Review the listing and copy each line that holds the word "relative".

Records excerpted from a collection
○ ○ ○
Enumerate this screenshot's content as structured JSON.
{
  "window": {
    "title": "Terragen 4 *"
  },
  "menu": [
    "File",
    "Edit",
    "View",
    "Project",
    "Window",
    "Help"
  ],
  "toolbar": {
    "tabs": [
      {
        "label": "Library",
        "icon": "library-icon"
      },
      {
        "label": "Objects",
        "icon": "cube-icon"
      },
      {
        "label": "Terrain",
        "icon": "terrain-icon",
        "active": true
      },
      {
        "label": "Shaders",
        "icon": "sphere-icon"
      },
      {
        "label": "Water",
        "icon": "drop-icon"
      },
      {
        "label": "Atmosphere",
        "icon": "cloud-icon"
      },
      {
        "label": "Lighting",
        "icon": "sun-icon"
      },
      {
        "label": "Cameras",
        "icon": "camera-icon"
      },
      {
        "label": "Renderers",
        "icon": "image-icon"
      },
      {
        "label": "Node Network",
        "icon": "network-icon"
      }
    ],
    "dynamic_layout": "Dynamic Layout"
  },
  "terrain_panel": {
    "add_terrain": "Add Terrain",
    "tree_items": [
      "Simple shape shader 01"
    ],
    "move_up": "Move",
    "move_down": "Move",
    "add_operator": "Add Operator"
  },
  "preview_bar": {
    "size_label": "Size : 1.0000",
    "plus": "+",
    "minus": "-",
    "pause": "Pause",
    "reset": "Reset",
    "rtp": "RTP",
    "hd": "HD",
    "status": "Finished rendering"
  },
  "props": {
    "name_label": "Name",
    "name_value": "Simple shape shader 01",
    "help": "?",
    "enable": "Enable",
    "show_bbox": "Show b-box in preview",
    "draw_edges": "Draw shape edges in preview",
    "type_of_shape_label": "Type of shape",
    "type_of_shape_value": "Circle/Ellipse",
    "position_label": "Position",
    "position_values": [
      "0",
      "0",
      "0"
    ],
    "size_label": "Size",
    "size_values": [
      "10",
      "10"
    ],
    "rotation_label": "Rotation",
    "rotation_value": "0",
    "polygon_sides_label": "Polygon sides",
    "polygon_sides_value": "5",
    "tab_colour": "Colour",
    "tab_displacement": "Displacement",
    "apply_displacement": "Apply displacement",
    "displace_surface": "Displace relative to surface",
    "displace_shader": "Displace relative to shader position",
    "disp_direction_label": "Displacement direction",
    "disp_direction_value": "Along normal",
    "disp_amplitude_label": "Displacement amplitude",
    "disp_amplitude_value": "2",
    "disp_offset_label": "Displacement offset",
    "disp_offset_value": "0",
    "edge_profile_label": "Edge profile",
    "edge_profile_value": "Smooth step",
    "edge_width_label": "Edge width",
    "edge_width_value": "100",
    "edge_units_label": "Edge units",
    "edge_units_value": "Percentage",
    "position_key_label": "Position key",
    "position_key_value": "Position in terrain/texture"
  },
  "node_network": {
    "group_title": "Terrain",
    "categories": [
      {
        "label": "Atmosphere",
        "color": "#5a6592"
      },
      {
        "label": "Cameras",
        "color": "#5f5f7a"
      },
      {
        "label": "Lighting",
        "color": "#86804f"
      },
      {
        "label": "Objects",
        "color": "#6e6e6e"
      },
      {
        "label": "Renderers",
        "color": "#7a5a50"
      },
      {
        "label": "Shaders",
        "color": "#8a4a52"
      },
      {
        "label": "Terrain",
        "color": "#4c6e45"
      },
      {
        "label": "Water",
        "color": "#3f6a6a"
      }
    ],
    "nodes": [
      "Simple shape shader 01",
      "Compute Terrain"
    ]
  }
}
○ ○ ○
- Output below -
    "displace_surface": "Displace relative to surface",
    "displace_shader": "Displace relative to shader position",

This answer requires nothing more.